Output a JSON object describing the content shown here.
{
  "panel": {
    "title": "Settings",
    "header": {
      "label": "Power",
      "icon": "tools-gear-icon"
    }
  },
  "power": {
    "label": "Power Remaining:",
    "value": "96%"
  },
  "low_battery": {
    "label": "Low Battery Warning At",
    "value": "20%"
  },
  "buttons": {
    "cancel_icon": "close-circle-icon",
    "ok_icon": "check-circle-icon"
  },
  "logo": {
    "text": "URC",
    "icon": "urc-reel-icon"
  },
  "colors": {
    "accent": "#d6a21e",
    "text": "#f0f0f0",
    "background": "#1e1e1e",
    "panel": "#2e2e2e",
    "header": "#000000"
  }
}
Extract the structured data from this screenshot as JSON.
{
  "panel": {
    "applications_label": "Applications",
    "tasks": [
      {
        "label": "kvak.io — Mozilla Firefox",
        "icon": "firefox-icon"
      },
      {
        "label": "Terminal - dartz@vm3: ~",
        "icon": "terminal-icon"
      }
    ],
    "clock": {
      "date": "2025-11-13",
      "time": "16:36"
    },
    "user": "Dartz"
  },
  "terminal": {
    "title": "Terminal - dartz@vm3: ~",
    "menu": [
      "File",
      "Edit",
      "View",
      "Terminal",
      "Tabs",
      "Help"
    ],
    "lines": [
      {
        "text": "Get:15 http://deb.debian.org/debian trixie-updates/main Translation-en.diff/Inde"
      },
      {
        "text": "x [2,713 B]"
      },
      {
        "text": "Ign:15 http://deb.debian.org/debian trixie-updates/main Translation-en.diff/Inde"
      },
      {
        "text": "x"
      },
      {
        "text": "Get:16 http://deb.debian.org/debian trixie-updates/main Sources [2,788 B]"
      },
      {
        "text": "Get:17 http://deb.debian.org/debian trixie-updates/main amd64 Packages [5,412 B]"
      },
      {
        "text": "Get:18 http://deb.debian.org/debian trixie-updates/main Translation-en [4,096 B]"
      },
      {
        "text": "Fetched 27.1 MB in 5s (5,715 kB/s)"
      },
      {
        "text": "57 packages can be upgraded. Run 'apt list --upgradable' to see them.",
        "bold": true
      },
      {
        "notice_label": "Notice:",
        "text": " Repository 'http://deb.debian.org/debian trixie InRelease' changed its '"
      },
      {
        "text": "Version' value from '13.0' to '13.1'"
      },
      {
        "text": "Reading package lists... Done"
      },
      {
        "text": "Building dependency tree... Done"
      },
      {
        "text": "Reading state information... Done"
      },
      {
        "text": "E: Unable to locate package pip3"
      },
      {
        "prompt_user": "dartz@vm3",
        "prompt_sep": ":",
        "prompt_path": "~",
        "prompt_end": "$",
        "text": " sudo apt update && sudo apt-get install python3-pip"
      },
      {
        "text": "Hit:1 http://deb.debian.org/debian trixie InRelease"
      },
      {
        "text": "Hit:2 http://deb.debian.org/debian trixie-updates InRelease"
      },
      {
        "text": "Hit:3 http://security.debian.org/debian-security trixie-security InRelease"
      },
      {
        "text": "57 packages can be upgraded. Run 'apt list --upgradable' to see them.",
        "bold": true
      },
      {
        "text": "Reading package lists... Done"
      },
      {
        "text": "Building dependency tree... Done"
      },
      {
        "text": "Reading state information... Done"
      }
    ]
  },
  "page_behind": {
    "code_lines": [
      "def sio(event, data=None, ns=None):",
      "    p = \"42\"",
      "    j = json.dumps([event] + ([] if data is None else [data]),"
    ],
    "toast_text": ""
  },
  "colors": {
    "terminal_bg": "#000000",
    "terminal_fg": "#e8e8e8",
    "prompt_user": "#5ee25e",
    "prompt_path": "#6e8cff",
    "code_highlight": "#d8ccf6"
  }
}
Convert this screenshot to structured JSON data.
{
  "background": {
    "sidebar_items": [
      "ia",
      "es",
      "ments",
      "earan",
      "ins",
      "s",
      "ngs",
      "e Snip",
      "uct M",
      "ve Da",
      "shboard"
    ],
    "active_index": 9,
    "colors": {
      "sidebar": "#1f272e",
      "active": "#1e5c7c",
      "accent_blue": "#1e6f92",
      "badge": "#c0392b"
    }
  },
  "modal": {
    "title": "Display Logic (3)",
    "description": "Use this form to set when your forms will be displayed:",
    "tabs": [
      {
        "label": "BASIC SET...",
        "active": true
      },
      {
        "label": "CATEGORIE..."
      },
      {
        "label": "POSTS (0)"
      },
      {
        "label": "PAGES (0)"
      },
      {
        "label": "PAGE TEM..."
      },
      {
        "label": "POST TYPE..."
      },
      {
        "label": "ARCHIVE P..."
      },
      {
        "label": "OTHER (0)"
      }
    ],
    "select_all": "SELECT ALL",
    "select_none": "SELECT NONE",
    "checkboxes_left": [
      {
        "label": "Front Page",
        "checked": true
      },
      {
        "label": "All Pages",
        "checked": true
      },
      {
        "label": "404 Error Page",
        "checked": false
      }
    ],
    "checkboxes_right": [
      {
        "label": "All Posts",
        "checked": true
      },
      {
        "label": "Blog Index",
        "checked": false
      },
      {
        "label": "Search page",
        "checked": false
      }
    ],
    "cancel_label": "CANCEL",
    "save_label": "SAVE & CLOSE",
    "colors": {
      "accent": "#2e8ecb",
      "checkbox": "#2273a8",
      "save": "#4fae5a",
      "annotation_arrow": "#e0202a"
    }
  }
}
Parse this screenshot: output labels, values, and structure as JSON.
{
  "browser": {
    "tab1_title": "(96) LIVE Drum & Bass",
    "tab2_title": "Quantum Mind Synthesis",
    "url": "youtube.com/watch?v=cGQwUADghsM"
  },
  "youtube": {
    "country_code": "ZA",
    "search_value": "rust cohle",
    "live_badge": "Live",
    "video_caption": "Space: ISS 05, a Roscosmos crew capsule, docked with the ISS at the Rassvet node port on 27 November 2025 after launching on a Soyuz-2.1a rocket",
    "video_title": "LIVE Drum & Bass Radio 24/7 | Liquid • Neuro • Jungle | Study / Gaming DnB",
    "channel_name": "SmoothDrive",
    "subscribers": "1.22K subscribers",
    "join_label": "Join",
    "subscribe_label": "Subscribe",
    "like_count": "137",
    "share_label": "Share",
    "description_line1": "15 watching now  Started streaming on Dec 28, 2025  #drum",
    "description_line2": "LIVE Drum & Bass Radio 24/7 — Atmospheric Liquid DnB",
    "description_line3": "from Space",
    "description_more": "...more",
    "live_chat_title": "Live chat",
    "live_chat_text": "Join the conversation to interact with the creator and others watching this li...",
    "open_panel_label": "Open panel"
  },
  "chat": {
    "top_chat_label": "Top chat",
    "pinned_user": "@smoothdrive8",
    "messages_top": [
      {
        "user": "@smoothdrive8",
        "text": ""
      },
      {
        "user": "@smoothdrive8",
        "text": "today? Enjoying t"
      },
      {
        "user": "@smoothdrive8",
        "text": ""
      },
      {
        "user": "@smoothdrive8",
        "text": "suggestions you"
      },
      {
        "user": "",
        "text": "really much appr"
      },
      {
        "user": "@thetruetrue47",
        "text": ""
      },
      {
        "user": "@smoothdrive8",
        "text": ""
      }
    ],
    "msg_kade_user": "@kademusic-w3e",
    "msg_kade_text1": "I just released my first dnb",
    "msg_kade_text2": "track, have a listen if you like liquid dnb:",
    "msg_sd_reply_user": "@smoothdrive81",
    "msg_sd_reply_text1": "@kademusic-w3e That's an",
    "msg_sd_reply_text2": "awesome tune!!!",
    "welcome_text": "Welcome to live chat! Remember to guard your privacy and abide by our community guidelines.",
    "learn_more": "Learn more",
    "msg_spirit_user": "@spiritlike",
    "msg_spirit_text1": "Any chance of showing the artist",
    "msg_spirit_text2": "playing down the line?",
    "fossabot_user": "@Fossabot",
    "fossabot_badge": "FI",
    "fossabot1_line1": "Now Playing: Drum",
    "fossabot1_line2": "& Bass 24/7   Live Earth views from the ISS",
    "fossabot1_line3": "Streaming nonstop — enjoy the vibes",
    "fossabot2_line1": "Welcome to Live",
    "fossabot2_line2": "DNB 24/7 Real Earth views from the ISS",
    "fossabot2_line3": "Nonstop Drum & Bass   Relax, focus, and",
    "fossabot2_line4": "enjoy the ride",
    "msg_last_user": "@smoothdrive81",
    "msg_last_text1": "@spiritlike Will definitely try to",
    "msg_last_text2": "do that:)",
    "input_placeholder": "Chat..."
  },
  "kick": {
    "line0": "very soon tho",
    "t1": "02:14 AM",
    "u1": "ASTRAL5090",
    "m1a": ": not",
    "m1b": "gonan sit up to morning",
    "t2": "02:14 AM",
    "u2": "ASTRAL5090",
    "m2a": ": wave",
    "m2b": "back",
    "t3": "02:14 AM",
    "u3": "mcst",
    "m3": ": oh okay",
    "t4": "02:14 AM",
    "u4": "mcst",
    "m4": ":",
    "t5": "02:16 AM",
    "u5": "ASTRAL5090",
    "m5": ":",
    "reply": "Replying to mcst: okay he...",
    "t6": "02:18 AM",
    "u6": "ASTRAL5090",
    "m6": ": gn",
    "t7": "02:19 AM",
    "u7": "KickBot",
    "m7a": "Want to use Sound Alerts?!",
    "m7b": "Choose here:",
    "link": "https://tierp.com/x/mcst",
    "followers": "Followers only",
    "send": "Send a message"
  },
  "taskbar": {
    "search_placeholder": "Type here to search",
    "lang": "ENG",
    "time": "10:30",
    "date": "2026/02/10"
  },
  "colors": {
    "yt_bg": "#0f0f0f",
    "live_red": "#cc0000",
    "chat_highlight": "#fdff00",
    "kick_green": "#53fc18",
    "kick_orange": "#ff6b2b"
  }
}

===

## TASK REQUIREMENTS:
Where a line of the data holds "event", show that line.

## RESULT OF THIS TASK:
      "def sio(event, data=None, ns=None):",
      "    j = json.dumps([event] + ([] if data is None else [data]),"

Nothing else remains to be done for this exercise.